> WORK INSTRUCTIONS
Output all of the entries exactly as written.

> DATA PROVIDED

● ● ● ● ● ● ●

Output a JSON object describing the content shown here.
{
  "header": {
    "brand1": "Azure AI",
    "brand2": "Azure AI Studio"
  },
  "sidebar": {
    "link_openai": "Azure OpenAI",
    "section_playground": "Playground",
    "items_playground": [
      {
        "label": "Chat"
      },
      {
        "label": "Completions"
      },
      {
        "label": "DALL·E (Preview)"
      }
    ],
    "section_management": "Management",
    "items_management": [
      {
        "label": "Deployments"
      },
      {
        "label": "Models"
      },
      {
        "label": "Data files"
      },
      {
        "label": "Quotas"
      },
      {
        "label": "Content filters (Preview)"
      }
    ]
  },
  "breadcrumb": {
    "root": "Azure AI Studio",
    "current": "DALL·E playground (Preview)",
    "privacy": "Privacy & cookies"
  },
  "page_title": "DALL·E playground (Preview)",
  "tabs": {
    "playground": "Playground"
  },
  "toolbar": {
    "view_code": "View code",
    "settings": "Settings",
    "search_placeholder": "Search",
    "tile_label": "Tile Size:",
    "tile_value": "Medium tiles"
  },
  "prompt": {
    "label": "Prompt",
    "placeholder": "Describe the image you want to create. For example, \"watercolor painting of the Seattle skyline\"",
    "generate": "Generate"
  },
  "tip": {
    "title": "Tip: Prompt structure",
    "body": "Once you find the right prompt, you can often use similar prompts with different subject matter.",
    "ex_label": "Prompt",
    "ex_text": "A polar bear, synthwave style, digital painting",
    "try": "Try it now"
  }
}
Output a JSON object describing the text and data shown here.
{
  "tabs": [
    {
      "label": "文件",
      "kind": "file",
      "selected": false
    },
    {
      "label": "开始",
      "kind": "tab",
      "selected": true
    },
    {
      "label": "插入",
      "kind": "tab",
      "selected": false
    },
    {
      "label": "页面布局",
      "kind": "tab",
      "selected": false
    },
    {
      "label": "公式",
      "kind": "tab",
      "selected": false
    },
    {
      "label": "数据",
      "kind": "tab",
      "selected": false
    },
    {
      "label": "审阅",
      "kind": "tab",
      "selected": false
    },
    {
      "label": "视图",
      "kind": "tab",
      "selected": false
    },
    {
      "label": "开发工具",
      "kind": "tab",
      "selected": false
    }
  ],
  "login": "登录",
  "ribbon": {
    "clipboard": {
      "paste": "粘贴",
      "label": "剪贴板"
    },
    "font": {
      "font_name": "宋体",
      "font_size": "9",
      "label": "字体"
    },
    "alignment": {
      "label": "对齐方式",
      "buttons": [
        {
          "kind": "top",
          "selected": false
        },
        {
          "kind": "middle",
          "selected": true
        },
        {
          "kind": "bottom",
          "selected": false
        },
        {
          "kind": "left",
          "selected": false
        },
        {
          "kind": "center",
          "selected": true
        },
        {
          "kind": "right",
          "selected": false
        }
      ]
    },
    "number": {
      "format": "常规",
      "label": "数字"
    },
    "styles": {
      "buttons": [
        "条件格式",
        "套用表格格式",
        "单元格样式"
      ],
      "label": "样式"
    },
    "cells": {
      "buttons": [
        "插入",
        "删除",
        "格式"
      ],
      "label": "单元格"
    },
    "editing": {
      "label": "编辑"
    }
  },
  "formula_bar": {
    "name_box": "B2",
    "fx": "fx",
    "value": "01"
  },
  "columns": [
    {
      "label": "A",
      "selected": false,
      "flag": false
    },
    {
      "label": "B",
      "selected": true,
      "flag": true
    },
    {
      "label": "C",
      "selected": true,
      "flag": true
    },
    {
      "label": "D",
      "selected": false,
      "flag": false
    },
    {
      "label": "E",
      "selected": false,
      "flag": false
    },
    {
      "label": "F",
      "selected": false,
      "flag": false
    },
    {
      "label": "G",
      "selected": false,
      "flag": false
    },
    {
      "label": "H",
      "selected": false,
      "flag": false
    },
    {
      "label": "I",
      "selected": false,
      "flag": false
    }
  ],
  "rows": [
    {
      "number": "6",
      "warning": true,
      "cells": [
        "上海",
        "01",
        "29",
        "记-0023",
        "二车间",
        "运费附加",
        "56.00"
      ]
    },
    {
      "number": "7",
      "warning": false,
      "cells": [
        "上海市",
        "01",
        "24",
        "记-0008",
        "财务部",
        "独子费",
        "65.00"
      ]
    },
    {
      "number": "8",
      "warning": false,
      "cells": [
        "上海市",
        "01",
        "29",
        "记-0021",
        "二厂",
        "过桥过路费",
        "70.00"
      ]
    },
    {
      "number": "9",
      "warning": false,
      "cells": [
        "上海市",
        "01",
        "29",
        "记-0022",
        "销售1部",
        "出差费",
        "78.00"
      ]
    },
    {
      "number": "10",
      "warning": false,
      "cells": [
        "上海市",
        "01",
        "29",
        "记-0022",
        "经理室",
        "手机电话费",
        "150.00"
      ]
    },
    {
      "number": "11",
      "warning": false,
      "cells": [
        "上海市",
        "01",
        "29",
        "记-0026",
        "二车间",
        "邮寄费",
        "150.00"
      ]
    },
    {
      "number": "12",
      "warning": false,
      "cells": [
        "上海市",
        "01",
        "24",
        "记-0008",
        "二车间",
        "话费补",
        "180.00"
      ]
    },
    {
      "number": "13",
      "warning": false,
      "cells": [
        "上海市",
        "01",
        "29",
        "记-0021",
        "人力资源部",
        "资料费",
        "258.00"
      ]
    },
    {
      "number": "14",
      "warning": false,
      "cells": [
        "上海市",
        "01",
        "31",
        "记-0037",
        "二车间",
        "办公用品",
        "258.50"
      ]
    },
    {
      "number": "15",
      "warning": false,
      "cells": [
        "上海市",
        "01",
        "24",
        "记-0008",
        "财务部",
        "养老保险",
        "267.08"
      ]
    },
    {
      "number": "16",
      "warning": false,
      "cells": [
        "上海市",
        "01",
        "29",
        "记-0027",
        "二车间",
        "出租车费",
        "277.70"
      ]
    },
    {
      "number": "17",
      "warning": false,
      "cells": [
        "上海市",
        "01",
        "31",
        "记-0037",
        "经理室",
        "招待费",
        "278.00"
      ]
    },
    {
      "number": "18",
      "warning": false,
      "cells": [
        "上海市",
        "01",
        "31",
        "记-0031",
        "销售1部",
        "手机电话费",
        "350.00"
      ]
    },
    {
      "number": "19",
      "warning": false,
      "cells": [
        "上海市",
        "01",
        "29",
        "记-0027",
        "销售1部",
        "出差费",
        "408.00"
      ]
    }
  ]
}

● ● ● ● ● ● ●

> EXERCISE RESULT
Output a JSON object describing the content shown here.
{
  "header": {
    "brand1": "Azure AI",
    "brand2": "Azure AI Studio"
  },
  "sidebar": {
    "link_openai": "Azure OpenAI",
    "section_playground": "Playground",
    "items_playground": [
      {
        "label": "Chat"
      },
      {
        "label": "Completions"
      },
      {
        "label": "DALL·E (Preview)"
      }
    ],
    "section_management": "Management",
    "items_management": [
      {
        "label": "Deployments"
      },
      {
        "label": "Models"
      },
      {
        "label": "Data files"
      },
      {
        "label": "Quotas"
      },
      {
        "label": "Content filters (Preview)"
      }
    ]
  },
  "breadcrumb": {
    "root": "Azure AI Studio",
    "current": "DALL·E playground (Preview)",
    "privacy": "Privacy & cookies"
  },
  "page_title": "DALL·E playground (Preview)",
  "tabs": {
    "playground": "Playground"
  },
  "toolbar": {
    "view_code": "View code",
    "settings": "Settings",
    "search_placeholder": "Search",
    "tile_label": "Tile Size:",
    "tile_value": "Medium tiles"
  },
  "prompt": {
    "label": "Prompt",
    "placeholder": "Describe the image you want to create. For example, \"watercolor painting of the Seattle skyline\"",
    "generate": "Generate"
  },
  "tip": {
    "title": "Tip: Prompt structure",
    "body": "Once you find the right prompt, you can often use similar prompts with different subject matter.",
    "ex_label": "Prompt",
    "ex_text": "A polar bear, synthwave style, digital painting",
    "try": "Try it now"
  }
}
Output a JSON object describing the text and data shown here.
{
  "tabs": [
    {
      "label": "文件",
      "kind": "file",
      "selected": false
    },
    {
      "label": "开始",
      "kind": "tab",
      "selected": true
    },
    {
      "label": "插入",
      "kind": "tab",
      "selected": false
    },
    {
      "label": "页面布局",
      "kind": "tab",
      "selected": false
    },
    {
      "label": "公式",
      "kind": "tab",
      "selected": false
    },
    {
      "label": "数据",
      "kind": "tab",
      "selected": false
    },
    {
      "label": "审阅",
      "kind": "tab",
      "selected": false
    },
    {
      "label": "视图",
      "kind": "tab",
      "selected": false
    },
    {
      "label": "开发工具",
      "kind": "tab",
      "selected": false
    }
  ],
  "login": "登录",
  "ribbon": {
    "clipboard": {
      "paste": "粘贴",
      "label": "剪贴板"
    },
    "font": {
      "font_name": "宋体",
      "font_size": "9",
      "label": "字体"
    },
    "alignment": {
      "label": "对齐方式",
      "buttons": [
        {
          "kind": "top",
          "selected": false
        },
        {
          "kind": "middle",
          "selected": true
        },
        {
          "kind": "bottom",
          "selected": false
        },
        {
          "kind": "left",
          "selected": false
        },
        {
          "kind": "center",
          "selected": true
        },
        {
          "kind": "right",
          "selected": false
        }
      ]
    },
    "number": {
      "format": "常规",
      "label": "数字"
    },
    "styles": {
      "buttons": [
        "条件格式",
        "套用表格格式",
        "单元格样式"
      ],
      "label": "样式"
    },
    "cells": {
      "buttons": [
        "插入",
        "删除",
        "格式"
      ],
      "label": "单元格"
    },
    "editing": {
      "label": "编辑"
    }
  },
  "formula_bar": {
    "name_box": "B2",
    "fx": "fx",
    "value": "01"
  },
  "columns": [
    {
      "label": "A",
      "selected": false,
      "flag": false
    },
    {
      "label": "B",
      "selected": true,
      "flag": true
    },
    {
      "label": "C",
      "selected": true,
      "flag": true
    },
    {
      "label": "D",
      "selected": false,
      "flag": false
    },
    {
      "label": "E",
      "selected": false,
      "flag": false
    },
    {
      "label": "F",
      "selected": false,
      "flag": false
    },
    {
      "label": "G",
      "selected": false,
      "flag": false
    },
    {
      "label": "H",
      "selected": false,
      "flag": false
    },
    {
      "label": "I",
      "selected": false,
      "flag": false
    }
  ],
  "rows": [
    {
      "number": "6",
      "warning": true,
      "cells": [
        "上海",
        "01",
        "29",
        "记-0023",
        "二车间",
        "运费附加",
        "56.00"
      ]
    },
    {
      "number": "7",
      "warning": false,
      "cells": [
        "上海市",
        "01",
        "24",
        "记-0008",
        "财务部",
        "独子费",
        "65.00"
      ]
    },
    {
      "number": "8",
      "warning": false,
      "cells": [
        "上海市",
        "01",
        "29",
        "记-0021",
        "二厂",
        "过桥过路费",
        "70.00"
      ]
    },
    {
      "number": "9",
      "warning": false,
      "cells": [
        "上海市",
        "01",
        "29",
        "记-0022",
        "销售1部",
        "出差费",
        "78.00"
      ]
    },
    {
      "number": "10",
      "warning": false,
      "cells": [
        "上海市",
        "01",
        "29",
        "记-0022",
        "经理室",
        "手机电话费",
        "150.00"
      ]
    },
    {
      "number": "11",
      "warning": false,
      "cells": [
        "上海市",
        "01",
        "29",
        "记-0026",
        "二车间",
        "邮寄费",
        "150.00"
      ]
    },
    {
      "number": "12",
      "warning": false,
      "cells": [
        "上海市",
        "01",
        "24",
        "记-0008",
        "二车间",
        "话费补",
        "180.00"
      ]
    },
    {
      "number": "13",
      "warning": false,
      "cells": [
        "上海市",
        "01",
        "29",
        "记-0021",
        "人力资源部",
        "资料费",
        "258.00"
      ]
    },
    {
      "number": "14",
      "warning": false,
      "cells": [
        "上海市",
        "01",
        "31",
        "记-0037",
        "二车间",
        "办公用品",
        "258.50"
      ]
    },
    {
      "number": "15",
      "warning": false,
      "cells": [
        "上海市",
        "01",
        "24",
        "记-0008",
        "财务部",
        "养老保险",
        "267.08"
      ]
    },
    {
      "number": "16",
      "warning": false,
      "cells": [
        "上海市",
        "01",
        "29",
        "记-0027",
        "二车间",
        "出租车费",
        "277.70"
      ]
    },
    {
      "number": "17",
      "warning": false,
      "cells": [
        "上海市",
        "01",
        "31",
        "记-0037",
        "经理室",
        "招待费",
        "278.00"
      ]
    },
    {
      "number": "18",
      "warning": false,
      "cells": [
        "上海市",
        "01",
        "31",
        "记-0031",
        "销售1部",
        "手机电话费",
        "350.00"
      ]
    },
    {
      "number": "19",
      "warning": false,
      "cells": [
        "上海市",
        "01",
        "29",
        "记-0027",
        "销售1部",
        "出差费",
        "408.00"
      ]
    }
  ]
}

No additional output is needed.